_INPUT FOR THIS TASK_:
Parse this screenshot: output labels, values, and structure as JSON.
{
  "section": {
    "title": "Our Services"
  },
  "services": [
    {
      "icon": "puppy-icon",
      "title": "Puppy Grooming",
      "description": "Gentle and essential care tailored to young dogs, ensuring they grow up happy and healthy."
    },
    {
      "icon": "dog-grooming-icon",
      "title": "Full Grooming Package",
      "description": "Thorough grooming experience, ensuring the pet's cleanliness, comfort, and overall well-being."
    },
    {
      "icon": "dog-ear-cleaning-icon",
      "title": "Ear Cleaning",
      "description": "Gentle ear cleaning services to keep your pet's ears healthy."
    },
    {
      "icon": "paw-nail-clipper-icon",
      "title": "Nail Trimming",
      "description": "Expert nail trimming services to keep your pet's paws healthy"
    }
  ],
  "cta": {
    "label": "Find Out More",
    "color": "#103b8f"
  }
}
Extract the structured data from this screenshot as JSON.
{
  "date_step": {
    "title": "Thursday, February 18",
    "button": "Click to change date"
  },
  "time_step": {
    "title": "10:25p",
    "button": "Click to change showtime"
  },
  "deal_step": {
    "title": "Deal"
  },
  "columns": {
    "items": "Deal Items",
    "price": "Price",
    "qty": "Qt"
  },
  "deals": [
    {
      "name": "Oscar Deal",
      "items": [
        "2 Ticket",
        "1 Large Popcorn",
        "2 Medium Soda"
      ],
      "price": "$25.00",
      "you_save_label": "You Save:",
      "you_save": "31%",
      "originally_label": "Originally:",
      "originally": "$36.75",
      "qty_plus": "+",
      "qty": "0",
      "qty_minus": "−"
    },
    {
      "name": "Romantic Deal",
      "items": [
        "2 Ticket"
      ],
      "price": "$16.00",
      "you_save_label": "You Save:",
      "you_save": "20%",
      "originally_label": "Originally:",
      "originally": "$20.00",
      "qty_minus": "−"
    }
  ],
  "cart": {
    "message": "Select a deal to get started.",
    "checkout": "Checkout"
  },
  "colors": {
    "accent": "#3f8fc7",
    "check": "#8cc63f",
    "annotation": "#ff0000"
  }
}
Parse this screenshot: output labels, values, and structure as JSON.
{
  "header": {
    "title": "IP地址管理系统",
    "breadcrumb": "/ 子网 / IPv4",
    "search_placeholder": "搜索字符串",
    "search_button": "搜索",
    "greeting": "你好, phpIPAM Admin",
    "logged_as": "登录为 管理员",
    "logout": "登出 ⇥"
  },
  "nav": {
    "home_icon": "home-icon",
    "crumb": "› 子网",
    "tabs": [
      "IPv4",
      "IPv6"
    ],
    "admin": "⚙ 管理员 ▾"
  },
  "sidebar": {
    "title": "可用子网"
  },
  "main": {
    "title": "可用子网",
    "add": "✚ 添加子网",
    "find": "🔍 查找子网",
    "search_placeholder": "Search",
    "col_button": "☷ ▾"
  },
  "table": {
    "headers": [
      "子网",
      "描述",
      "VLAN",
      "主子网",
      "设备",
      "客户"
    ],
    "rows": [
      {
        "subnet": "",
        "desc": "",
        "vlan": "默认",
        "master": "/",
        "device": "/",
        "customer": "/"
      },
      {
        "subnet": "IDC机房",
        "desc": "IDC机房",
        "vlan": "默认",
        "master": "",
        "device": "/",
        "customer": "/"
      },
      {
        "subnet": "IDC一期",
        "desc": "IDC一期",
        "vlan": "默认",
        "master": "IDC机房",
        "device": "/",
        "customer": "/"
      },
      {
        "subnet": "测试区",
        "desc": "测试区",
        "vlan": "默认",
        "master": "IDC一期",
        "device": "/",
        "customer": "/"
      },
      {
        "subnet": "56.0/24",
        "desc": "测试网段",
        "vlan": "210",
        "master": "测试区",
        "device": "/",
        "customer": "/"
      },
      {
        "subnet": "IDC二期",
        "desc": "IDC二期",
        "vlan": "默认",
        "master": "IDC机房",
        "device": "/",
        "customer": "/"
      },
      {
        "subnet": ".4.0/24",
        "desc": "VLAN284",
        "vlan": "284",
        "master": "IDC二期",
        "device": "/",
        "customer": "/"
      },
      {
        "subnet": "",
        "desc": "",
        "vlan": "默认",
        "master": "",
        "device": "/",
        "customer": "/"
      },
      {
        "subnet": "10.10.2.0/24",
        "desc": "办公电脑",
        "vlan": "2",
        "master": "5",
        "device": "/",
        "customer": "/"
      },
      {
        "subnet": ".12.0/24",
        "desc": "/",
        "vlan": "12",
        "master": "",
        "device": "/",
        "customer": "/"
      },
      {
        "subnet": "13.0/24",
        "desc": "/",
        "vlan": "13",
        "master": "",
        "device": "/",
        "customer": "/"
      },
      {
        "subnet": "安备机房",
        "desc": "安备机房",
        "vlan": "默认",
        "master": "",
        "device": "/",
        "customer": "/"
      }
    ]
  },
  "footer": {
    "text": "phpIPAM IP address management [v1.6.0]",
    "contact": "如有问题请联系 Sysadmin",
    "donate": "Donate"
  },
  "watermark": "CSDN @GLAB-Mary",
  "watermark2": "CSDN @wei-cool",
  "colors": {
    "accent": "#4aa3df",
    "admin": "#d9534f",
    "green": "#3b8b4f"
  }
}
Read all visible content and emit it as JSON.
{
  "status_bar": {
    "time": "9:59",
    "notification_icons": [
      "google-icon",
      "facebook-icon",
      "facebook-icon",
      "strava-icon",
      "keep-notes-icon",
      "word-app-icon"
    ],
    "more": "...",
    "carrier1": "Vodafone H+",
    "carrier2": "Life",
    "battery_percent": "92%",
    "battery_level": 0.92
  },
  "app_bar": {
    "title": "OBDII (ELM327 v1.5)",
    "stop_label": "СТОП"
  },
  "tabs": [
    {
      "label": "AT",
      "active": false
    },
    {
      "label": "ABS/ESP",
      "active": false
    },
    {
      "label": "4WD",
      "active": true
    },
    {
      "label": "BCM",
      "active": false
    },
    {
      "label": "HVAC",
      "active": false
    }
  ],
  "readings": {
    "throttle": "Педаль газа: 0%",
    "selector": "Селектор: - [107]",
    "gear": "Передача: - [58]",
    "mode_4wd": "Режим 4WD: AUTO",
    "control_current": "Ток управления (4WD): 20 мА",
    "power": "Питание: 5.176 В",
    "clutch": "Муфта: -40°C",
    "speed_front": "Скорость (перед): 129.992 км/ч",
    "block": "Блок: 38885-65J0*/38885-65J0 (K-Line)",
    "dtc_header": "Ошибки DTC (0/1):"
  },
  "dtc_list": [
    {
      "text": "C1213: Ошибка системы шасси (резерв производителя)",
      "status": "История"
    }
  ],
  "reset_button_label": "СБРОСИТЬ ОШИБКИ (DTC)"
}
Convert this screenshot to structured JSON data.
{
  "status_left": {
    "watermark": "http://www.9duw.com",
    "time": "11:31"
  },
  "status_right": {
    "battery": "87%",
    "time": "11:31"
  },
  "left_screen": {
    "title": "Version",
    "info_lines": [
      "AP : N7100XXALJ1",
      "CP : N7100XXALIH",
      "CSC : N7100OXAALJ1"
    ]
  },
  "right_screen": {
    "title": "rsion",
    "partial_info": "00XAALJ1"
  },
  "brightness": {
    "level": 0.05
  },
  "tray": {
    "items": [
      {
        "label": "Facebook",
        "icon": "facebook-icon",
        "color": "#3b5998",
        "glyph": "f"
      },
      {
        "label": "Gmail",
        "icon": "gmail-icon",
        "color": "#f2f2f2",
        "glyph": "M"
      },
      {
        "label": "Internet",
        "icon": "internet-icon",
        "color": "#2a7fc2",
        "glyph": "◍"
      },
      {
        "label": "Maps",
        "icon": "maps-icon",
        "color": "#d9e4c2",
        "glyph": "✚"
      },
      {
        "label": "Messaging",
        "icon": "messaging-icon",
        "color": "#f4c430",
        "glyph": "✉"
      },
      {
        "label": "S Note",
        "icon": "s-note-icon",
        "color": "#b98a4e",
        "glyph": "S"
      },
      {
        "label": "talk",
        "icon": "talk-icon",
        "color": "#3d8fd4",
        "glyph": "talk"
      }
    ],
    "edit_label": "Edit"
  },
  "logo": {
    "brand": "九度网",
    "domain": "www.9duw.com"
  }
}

_WHAT YOU WILL DO_: Scan the entries above. Copy each line that has the string "IDC机房".

_THE SOLUTION_:
        "subnet": "IDC机房",
        "desc": "IDC机房",
        "master": "IDC机房",
        "master": "IDC机房",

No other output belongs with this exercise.